Directions
Quote the entries that follow exactly, leaving none out.

Dataset items
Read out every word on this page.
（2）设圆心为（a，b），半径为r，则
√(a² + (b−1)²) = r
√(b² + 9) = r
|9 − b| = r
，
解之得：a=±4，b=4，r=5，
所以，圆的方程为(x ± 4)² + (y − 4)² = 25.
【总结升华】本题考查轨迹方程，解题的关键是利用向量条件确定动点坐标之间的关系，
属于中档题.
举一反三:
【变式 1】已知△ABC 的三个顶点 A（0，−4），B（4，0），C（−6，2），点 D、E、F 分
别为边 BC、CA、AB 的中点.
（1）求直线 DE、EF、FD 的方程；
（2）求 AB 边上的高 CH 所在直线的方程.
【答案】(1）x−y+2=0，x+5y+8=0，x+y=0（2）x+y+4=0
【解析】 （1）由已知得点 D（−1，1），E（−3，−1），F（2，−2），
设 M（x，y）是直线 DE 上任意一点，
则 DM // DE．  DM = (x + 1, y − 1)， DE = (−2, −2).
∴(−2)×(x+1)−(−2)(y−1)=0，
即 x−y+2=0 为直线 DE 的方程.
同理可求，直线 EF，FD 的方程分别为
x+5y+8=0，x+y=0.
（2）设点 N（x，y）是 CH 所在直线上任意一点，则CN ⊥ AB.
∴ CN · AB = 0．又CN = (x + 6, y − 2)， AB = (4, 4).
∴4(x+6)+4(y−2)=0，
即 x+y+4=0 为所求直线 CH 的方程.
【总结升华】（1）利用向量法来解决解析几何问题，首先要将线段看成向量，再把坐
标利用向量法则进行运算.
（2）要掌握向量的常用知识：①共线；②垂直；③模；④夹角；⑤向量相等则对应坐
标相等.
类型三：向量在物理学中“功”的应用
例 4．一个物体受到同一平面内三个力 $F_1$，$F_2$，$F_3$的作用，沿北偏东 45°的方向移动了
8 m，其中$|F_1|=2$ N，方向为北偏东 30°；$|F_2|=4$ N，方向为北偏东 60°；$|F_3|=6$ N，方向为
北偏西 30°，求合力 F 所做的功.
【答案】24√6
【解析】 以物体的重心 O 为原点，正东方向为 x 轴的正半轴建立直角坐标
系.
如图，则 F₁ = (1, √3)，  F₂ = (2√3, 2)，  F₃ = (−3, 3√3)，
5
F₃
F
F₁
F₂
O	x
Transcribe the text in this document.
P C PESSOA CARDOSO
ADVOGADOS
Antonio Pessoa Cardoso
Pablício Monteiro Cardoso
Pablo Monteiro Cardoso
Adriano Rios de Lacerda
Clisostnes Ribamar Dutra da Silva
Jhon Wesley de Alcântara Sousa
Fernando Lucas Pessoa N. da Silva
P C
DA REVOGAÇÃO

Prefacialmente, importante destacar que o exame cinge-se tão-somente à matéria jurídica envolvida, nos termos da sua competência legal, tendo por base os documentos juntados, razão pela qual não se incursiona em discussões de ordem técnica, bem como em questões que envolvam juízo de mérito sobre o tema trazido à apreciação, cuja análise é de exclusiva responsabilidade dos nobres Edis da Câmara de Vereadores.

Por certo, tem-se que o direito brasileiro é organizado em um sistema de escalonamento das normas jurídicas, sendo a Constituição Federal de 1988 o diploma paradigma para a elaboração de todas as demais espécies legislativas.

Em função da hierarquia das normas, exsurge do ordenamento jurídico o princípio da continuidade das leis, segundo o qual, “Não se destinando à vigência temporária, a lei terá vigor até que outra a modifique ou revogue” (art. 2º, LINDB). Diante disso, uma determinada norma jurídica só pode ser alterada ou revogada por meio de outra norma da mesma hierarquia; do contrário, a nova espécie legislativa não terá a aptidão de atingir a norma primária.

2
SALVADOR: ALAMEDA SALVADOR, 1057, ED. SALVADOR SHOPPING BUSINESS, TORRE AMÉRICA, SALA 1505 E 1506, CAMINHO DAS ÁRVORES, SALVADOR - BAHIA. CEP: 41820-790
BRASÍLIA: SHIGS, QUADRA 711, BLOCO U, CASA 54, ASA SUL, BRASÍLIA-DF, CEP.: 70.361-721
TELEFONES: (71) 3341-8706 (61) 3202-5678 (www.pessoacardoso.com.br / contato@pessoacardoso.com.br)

Reply
Read out every word on this page.
（2）设圆心为（a，b），半径为r，则
√(a² + (b−1)²) = r
√(b² + 9) = r
|9 − b| = r
，
解之得：a=±4，b=4，r=5，
所以，圆的方程为(x ± 4)² + (y − 4)² = 25.
【总结升华】本题考查轨迹方程，解题的关键是利用向量条件确定动点坐标之间的关系，
属于中档题.
举一反三:
【变式 1】已知△ABC 的三个顶点 A（0，−4），B（4，0），C（−6，2），点 D、E、F 分
别为边 BC、CA、AB 的中点.
（1）求直线 DE、EF、FD 的方程；
（2）求 AB 边上的高 CH 所在直线的方程.
【答案】(1）x−y+2=0，x+5y+8=0，x+y=0（2）x+y+4=0
【解析】 （1）由已知得点 D（−1，1），E（−3，−1），F（2，−2），
设 M（x，y）是直线 DE 上任意一点，
则 DM // DE．  DM = (x + 1, y − 1)， DE = (−2, −2).
∴(−2)×(x+1)−(−2)(y−1)=0，
即 x−y+2=0 为直线 DE 的方程.
同理可求，直线 EF，FD 的方程分别为
x+5y+8=0，x+y=0.
（2）设点 N（x，y）是 CH 所在直线上任意一点，则CN ⊥ AB.
∴ CN · AB = 0．又CN = (x + 6, y − 2)， AB = (4, 4).
∴4(x+6)+4(y−2)=0，
即 x+y+4=0 为所求直线 CH 的方程.
【总结升华】（1）利用向量法来解决解析几何问题，首先要将线段看成向量，再把坐
标利用向量法则进行运算.
（2）要掌握向量的常用知识：①共线；②垂直；③模；④夹角；⑤向量相等则对应坐
标相等.
类型三：向量在物理学中“功”的应用
例 4．一个物体受到同一平面内三个力 $F_1$，$F_2$，$F_3$的作用，沿北偏东 45°的方向移动了
8 m，其中$|F_1|=2$ N，方向为北偏东 30°；$|F_2|=4$ N，方向为北偏东 60°；$|F_3|=6$ N，方向为
北偏西 30°，求合力 F 所做的功.
【答案】24√6
【解析】 以物体的重心 O 为原点，正东方向为 x 轴的正半轴建立直角坐标
系.
如图，则 F₁ = (1, √3)，  F₂ = (2√3, 2)，  F₃ = (−3, 3√3)，
5
F₃
F
F₁
F₂
O	x
Transcribe the text in this document.
P C PESSOA CARDOSO
ADVOGADOS
Antonio Pessoa Cardoso
Pablício Monteiro Cardoso
Pablo Monteiro Cardoso
Adriano Rios de Lacerda
Clisostnes Ribamar Dutra da Silva
Jhon Wesley de Alcântara Sousa
Fernando Lucas Pessoa N. da Silva
P C
DA REVOGAÇÃO

Prefacialmente, importante destacar que o exame cinge-se tão-somente à matéria jurídica envolvida, nos termos da sua competência legal, tendo por base os documentos juntados, razão pela qual não se incursiona em discussões de ordem técnica, bem como em questões que envolvam juízo de mérito sobre o tema trazido à apreciação, cuja análise é de exclusiva responsabilidade dos nobres Edis da Câmara de Vereadores.

Por certo, tem-se que o direito brasileiro é organizado em um sistema de escalonamento das normas jurídicas, sendo a Constituição Federal de 1988 o diploma paradigma para a elaboração de todas as demais espécies legislativas.

Em função da hierarquia das normas, exsurge do ordenamento jurídico o princípio da continuidade das leis, segundo o qual, “Não se destinando à vigência temporária, a lei terá vigor até que outra a modifique ou revogue” (art. 2º, LINDB). Diante disso, uma determinada norma jurídica só pode ser alterada ou revogada por meio de outra norma da mesma hierarquia; do contrário, a nova espécie legislativa não terá a aptidão de atingir a norma primária.

2
SALVADOR: ALAMEDA SALVADOR, 1057, ED. SALVADOR SHOPPING BUSINESS, TORRE AMÉRICA, SALA 1505 E 1506, CAMINHO DAS ÁRVORES, SALVADOR - BAHIA. CEP: 41820-790
BRASÍLIA: SHIGS, QUADRA 711, BLOCO U, CASA 54, ASA SUL, BRASÍLIA-DF, CEP.: 70.361-721
TELEFONES: (71) 3341-8706 (61) 3202-5678 (www.pessoacardoso.com.br / contato@pessoacardoso.com.br)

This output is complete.